▶ **Supplied records**:

_____

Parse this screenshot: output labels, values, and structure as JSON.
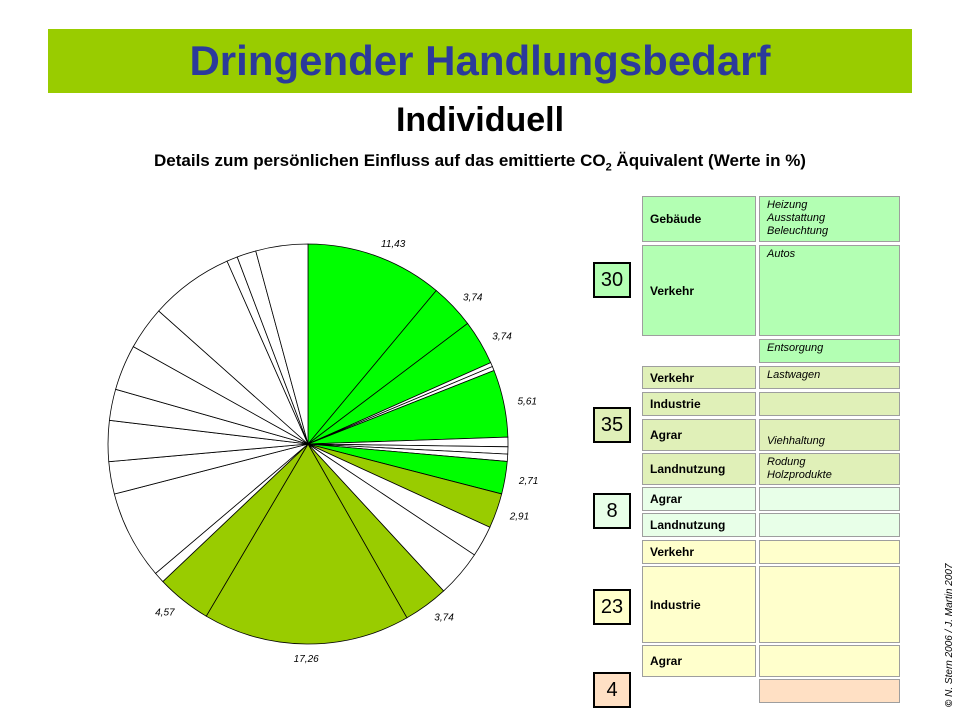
{
  "header": {
    "title": "Dringender Handlungsbedarf",
    "subtitle": "Individuell",
    "caption_before": "Details zum persönlichen Einfluss auf das emittierte CO",
    "caption_sub": "2",
    "caption_after": " Äquivalent (Werte in %)"
  },
  "colors": {
    "banner": "#99cc00",
    "title": "#2b3a9b",
    "pie_bright_green": "#00ff00",
    "pie_olive_green": "#99cc00",
    "pie_white": "#ffffff",
    "group_green": "#b3ffb3",
    "group_olive": "#e0f0b8",
    "group_light_green": "#e8ffe8",
    "group_yellow": "#ffffcc",
    "group_peach": "#ffe0c4"
  },
  "chart_data": {
    "type": "pie",
    "start_angle_deg": 0,
    "direction": "clockwise",
    "slices": [
      {
        "value": 11.43,
        "label": "11,43",
        "color": "#00ff00"
      },
      {
        "value": 3.74,
        "label": "3,74",
        "color": "#00ff00"
      },
      {
        "value": 3.74,
        "label": "3,74",
        "color": "#00ff00"
      },
      {
        "value": 0.35,
        "label": "",
        "color": "#ffffff"
      },
      {
        "value": 0.35,
        "label": "",
        "color": "#ffffff"
      },
      {
        "value": 5.61,
        "label": "5,61",
        "color": "#00ff00"
      },
      {
        "value": 0.8,
        "label": "",
        "color": "#ffffff"
      },
      {
        "value": 0.6,
        "label": "",
        "color": "#ffffff"
      },
      {
        "value": 0.6,
        "label": "",
        "color": "#ffffff"
      },
      {
        "value": 2.71,
        "label": "2,71",
        "color": "#00ff00"
      },
      {
        "value": 2.91,
        "label": "2,91",
        "color": "#99cc00"
      },
      {
        "value": 2.6,
        "label": "",
        "color": "#ffffff"
      },
      {
        "value": 3.9,
        "label": "",
        "color": "#ffffff"
      },
      {
        "value": 3.74,
        "label": "3,74",
        "color": "#99cc00"
      },
      {
        "value": 17.26,
        "label": "17,26",
        "color": "#99cc00"
      },
      {
        "value": 4.57,
        "label": "4,57",
        "color": "#99cc00"
      },
      {
        "value": 0.9,
        "label": "",
        "color": "#ffffff"
      },
      {
        "value": 7.4,
        "label": "",
        "color": "#ffffff"
      },
      {
        "value": 2.7,
        "label": "",
        "color": "#ffffff"
      },
      {
        "value": 3.4,
        "label": "",
        "color": "#ffffff"
      },
      {
        "value": 2.6,
        "label": "",
        "color": "#ffffff"
      },
      {
        "value": 3.8,
        "label": "",
        "color": "#ffffff"
      },
      {
        "value": 3.6,
        "label": "",
        "color": "#ffffff"
      },
      {
        "value": 7.0,
        "label": "",
        "color": "#ffffff"
      },
      {
        "value": 0.9,
        "label": "",
        "color": "#ffffff"
      },
      {
        "value": 1.6,
        "label": "",
        "color": "#ffffff"
      },
      {
        "value": 4.34,
        "label": "",
        "color": "#ffffff"
      }
    ]
  },
  "table": {
    "groups": [
      {
        "value": "30",
        "color": "#b3ffb3",
        "rows": [
          {
            "label": "Gebäude",
            "detail": "Heizung\nAusstattung\nBeleuchtung"
          },
          {
            "label": "Verkehr",
            "detail": "Autos"
          },
          {
            "label": "",
            "detail": "Entsorgung"
          }
        ]
      },
      {
        "value": "35",
        "color": "#e0f0b8",
        "rows": [
          {
            "label": "Verkehr",
            "detail": "Lastwagen"
          },
          {
            "label": "Industrie",
            "detail": ""
          },
          {
            "label": "Agrar",
            "detail": "Viehhaltung"
          },
          {
            "label": "Landnutzung",
            "detail": "Rodung\nHolzprodukte"
          }
        ]
      },
      {
        "value": "8",
        "color": "#e8ffe8",
        "rows": [
          {
            "label": "Agrar",
            "detail": ""
          },
          {
            "label": "Landnutzung",
            "detail": ""
          }
        ]
      },
      {
        "value": "23",
        "color": "#ffffcc",
        "rows": [
          {
            "label": "Verkehr",
            "detail": ""
          },
          {
            "label": "Industrie",
            "detail": ""
          },
          {
            "label": "Agrar",
            "detail": ""
          }
        ]
      },
      {
        "value": "4",
        "color": "#ffe0c4",
        "rows": [
          {
            "label": "",
            "detail": ""
          }
        ]
      }
    ]
  },
  "credit": {
    "symbol": "©",
    "text": " N. Stern 2006 / J. Martin 2007"
  }
}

_____

▶ **Required task**: Omit the pictures, then output the rest of the listing exactly.

▶ **Expected output**:
Parse this screenshot: output labels, values, and structure as JSON.
{
  "header": {
    "title": "Dringender Handlungsbedarf",
    "subtitle": "Individuell",
    "caption_before": "Details zum persönlichen Einfluss auf das emittierte CO",
    "caption_sub": "2",
    "caption_after": " Äquivalent (Werte in %)"
  },
  "colors": {
    "banner": "#99cc00",
    "title": "#2b3a9b",
    "pie_bright_green": "#00ff00",
    "pie_olive_green": "#99cc00",
    "pie_white": "#ffffff",
    "group_green": "#b3ffb3",
    "group_olive": "#e0f0b8",
    "group_light_green": "#e8ffe8",
    "group_yellow": "#ffffcc",
    "group_peach": "#ffe0c4"
  },
  "chart_data": {
    "type": "pie",
    "start_angle_deg": 0,
    "direction": "clockwise",
    "slices": [
      {
        "value": 11.43,
        "label": "11,43",
        "color": "#00ff00"
      },
      {
        "value": 3.74,
        "label": "3,74",
        "color": "#00ff00"
      },
      {
        "value": 3.74,
        "label": "3,74",
        "color": "#00ff00"
      },
      {
        "value": 0.35,
        "label": "",
        "color": "#ffffff"
      },
      {
        "value": 0.35,
        "label": "",
        "color": "#ffffff"
      },
      {
        "value": 5.61,
        "label": "5,61",
        "color": "#00ff00"
      },
      {
        "value": 0.8,
        "label": "",
        "color": "#ffffff"
      },
      {
        "value": 0.6,
        "label": "",
        "color": "#ffffff"
      },
      {
        "value": 0.6,
        "label": "",
        "color": "#ffffff"
      },
      {
        "value": 2.71,
        "label": "2,71",
        "color": "#00ff00"
      },
      {
        "value": 2.91,
        "label": "2,91",
        "color": "#99cc00"
      },
      {
        "value": 2.6,
        "label": "",
        "color": "#ffffff"
      },
      {
        "value": 3.9,
        "label": "",
        "color": "#ffffff"
      },
      {
        "value": 3.74,
        "label": "3,74",
        "color": "#99cc00"
      },
      {
        "value": 17.26,
        "label": "17,26",
        "color": "#99cc00"
      },
      {
        "value": 4.57,
        "label": "4,57",
        "color": "#99cc00"
      },
      {
        "value": 0.9,
        "label": "",
        "color": "#ffffff"
      },
      {
        "value": 7.4,
        "label": "",
        "color": "#ffffff"
      },
      {
        "value": 2.7,
        "label": "",
        "color": "#ffffff"
      },
      {
        "value": 3.4,
        "label": "",
        "color": "#ffffff"
      },
      {
        "value": 2.6,
        "label": "",
        "color": "#ffffff"
      },
      {
        "value": 3.8,
        "label": "",
        "color": "#ffffff"
      },
      {
        "value": 3.6,
        "label": "",
        "color": "#ffffff"
      },
      {
        "value": 7.0,
        "label": "",
        "color": "#ffffff"
      },
      {
        "value": 0.9,
        "label": "",
        "color": "#ffffff"
      },
      {
        "value": 1.6,
        "label": "",
        "color": "#ffffff"
      },
      {
        "value": 4.34,
        "label": "",
        "color": "#ffffff"
      }
    ]
  },
  "table": {
    "groups": [
      {
        "value": "30",
        "color": "#b3ffb3",
        "rows": [
          {
            "label": "Gebäude",
            "detail": "Heizung\nAusstattung\nBeleuchtung"
          },
          {
            "label": "Verkehr",
            "detail": "Autos"
          },
          {
            "label": "",
            "detail": "Entsorgung"
          }
        ]
      },
      {
        "value": "35",
        "color": "#e0f0b8",
        "rows": [
          {
            "label": "Verkehr",
            "detail": "Lastwagen"
          },
          {
            "label": "Industrie",
            "detail": ""
          },
          {
            "label": "Agrar",
            "detail": "Viehhaltung"
          },
          {
            "label": "Landnutzung",
            "detail": "Rodung\nHolzprodukte"
          }
        ]
      },
      {
        "value": "8",
        "color": "#e8ffe8",
        "rows": [
          {
            "label": "Agrar",
            "detail": ""
          },
          {
            "label": "Landnutzung",
            "detail": ""
          }
        ]
      },
      {
        "value": "23",
        "color": "#ffffcc",
        "rows": [
          {
            "label": "Verkehr",
            "detail": ""
          },
          {
            "label": "Industrie",
            "detail": ""
          },
          {
            "label": "Agrar",
            "detail": ""
          }
        ]
      },
      {
        "value": "4",
        "color": "#ffe0c4",
        "rows": [
          {
            "label": "",
            "detail": ""
          }
        ]
      }
    ]
  },
  "credit": {
    "symbol": "©",
    "text": " N. Stern 2006 / J. Martin 2007"
  }
}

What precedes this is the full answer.